• Saved data entries:
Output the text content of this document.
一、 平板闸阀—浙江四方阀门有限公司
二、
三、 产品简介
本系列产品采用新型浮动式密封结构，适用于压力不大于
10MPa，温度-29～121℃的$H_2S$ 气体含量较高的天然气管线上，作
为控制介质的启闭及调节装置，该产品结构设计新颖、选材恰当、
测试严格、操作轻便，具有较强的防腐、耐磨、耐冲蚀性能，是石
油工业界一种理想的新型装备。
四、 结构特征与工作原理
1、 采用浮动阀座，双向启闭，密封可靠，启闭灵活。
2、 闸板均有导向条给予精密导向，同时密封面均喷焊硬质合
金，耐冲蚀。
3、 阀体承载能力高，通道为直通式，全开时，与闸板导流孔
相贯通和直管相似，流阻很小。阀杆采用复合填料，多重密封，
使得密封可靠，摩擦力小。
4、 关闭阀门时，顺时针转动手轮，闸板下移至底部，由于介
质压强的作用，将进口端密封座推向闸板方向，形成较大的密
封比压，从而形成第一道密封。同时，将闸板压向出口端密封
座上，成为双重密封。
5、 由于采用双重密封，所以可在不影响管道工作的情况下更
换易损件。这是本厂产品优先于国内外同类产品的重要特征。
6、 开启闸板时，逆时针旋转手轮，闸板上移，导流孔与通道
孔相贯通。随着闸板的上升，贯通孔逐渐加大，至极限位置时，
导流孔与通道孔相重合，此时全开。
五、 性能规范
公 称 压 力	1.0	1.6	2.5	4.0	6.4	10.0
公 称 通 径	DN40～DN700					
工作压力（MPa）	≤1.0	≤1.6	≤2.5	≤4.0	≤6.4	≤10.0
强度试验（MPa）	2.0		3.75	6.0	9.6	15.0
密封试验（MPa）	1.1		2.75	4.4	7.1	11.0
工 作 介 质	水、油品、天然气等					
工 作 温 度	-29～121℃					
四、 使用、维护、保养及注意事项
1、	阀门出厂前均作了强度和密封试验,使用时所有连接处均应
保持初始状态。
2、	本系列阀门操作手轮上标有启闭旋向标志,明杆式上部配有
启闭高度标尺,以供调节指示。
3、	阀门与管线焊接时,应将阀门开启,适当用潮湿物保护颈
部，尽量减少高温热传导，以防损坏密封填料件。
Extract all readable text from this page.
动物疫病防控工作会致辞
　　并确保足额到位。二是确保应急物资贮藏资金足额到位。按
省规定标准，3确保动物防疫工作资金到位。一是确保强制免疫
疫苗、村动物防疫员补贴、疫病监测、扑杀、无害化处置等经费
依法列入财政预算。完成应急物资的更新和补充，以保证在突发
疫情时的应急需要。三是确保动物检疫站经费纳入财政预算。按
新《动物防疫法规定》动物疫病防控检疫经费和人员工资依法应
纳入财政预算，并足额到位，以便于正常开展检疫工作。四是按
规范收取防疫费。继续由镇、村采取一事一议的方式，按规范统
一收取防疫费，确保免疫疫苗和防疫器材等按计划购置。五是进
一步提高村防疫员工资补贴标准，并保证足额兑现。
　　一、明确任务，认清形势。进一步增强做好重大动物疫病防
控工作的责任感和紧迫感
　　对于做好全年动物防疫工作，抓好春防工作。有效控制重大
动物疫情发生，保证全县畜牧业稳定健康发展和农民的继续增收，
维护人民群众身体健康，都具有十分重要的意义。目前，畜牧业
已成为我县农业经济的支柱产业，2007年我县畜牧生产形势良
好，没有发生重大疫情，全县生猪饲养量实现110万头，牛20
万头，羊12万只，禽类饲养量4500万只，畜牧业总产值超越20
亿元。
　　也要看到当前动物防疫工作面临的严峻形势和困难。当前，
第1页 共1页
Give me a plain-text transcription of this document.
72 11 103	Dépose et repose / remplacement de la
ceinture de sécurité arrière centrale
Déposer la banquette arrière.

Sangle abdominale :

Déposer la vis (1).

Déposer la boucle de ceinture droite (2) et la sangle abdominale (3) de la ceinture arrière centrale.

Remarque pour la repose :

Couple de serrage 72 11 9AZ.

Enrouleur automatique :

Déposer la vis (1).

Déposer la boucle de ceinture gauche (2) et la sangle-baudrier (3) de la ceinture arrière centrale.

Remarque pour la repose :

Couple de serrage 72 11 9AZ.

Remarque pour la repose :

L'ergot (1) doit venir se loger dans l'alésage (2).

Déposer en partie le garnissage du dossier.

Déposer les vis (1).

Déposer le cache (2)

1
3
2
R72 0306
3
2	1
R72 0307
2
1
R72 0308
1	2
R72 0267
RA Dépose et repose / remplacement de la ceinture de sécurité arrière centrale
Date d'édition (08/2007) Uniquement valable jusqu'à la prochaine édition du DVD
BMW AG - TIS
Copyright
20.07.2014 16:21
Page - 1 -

• JOB: Return all the data above once more, precisely as given.

• RESULT:
Output the text content of this document.
一、 平板闸阀—浙江四方阀门有限公司
二、
三、 产品简介
本系列产品采用新型浮动式密封结构，适用于压力不大于
10MPa，温度-29～121℃的$H_2S$ 气体含量较高的天然气管线上，作
为控制介质的启闭及调节装置，该产品结构设计新颖、选材恰当、
测试严格、操作轻便，具有较强的防腐、耐磨、耐冲蚀性能，是石
油工业界一种理想的新型装备。
四、 结构特征与工作原理
1、 采用浮动阀座，双向启闭，密封可靠，启闭灵活。
2、 闸板均有导向条给予精密导向，同时密封面均喷焊硬质合
金，耐冲蚀。
3、 阀体承载能力高，通道为直通式，全开时，与闸板导流孔
相贯通和直管相似，流阻很小。阀杆采用复合填料，多重密封，
使得密封可靠，摩擦力小。
4、 关闭阀门时，顺时针转动手轮，闸板下移至底部，由于介
质压强的作用，将进口端密封座推向闸板方向，形成较大的密
封比压，从而形成第一道密封。同时，将闸板压向出口端密封
座上，成为双重密封。
5、 由于采用双重密封，所以可在不影响管道工作的情况下更
换易损件。这是本厂产品优先于国内外同类产品的重要特征。
6、 开启闸板时，逆时针旋转手轮，闸板上移，导流孔与通道
孔相贯通。随着闸板的上升，贯通孔逐渐加大，至极限位置时，
导流孔与通道孔相重合，此时全开。
五、 性能规范
公 称 压 力	1.0	1.6	2.5	4.0	6.4	10.0
公 称 通 径	DN40～DN700					
工作压力（MPa）	≤1.0	≤1.6	≤2.5	≤4.0	≤6.4	≤10.0
强度试验（MPa）	2.0		3.75	6.0	9.6	15.0
密封试验（MPa）	1.1		2.75	4.4	7.1	11.0
工 作 介 质	水、油品、天然气等					
工 作 温 度	-29～121℃					
四、 使用、维护、保养及注意事项
1、	阀门出厂前均作了强度和密封试验,使用时所有连接处均应
保持初始状态。
2、	本系列阀门操作手轮上标有启闭旋向标志,明杆式上部配有
启闭高度标尺,以供调节指示。
3、	阀门与管线焊接时,应将阀门开启,适当用潮湿物保护颈
部，尽量减少高温热传导，以防损坏密封填料件。
Extract all readable text from this page.
动物疫病防控工作会致辞
　　并确保足额到位。二是确保应急物资贮藏资金足额到位。按
省规定标准，3确保动物防疫工作资金到位。一是确保强制免疫
疫苗、村动物防疫员补贴、疫病监测、扑杀、无害化处置等经费
依法列入财政预算。完成应急物资的更新和补充，以保证在突发
疫情时的应急需要。三是确保动物检疫站经费纳入财政预算。按
新《动物防疫法规定》动物疫病防控检疫经费和人员工资依法应
纳入财政预算，并足额到位，以便于正常开展检疫工作。四是按
规范收取防疫费。继续由镇、村采取一事一议的方式，按规范统
一收取防疫费，确保免疫疫苗和防疫器材等按计划购置。五是进
一步提高村防疫员工资补贴标准，并保证足额兑现。
　　一、明确任务，认清形势。进一步增强做好重大动物疫病防
控工作的责任感和紧迫感
　　对于做好全年动物防疫工作，抓好春防工作。有效控制重大
动物疫情发生，保证全县畜牧业稳定健康发展和农民的继续增收，
维护人民群众身体健康，都具有十分重要的意义。目前，畜牧业
已成为我县农业经济的支柱产业，2007年我县畜牧生产形势良
好，没有发生重大疫情，全县生猪饲养量实现110万头，牛20
万头，羊12万只，禽类饲养量4500万只，畜牧业总产值超越20
亿元。
　　也要看到当前动物防疫工作面临的严峻形势和困难。当前，
第1页 共1页
Give me a plain-text transcription of this document.
72 11 103	Dépose et repose / remplacement de la
ceinture de sécurité arrière centrale
Déposer la banquette arrière.

Sangle abdominale :

Déposer la vis (1).

Déposer la boucle de ceinture droite (2) et la sangle abdominale (3) de la ceinture arrière centrale.

Remarque pour la repose :

Couple de serrage 72 11 9AZ.

Enrouleur automatique :

Déposer la vis (1).

Déposer la boucle de ceinture gauche (2) et la sangle-baudrier (3) de la ceinture arrière centrale.

Remarque pour la repose :

Couple de serrage 72 11 9AZ.

Remarque pour la repose :

L'ergot (1) doit venir se loger dans l'alésage (2).

Déposer en partie le garnissage du dossier.

Déposer les vis (1).

Déposer le cache (2)

1
3
2
R72 0306
3
2	1
R72 0307
2
1
R72 0308
1	2
R72 0267
RA Dépose et repose / remplacement de la ceinture de sécurité arrière centrale
Date d'édition (08/2007) Uniquement valable jusqu'à la prochaine édition du DVD
BMW AG - TIS
Copyright
20.07.2014 16:21
Page - 1 -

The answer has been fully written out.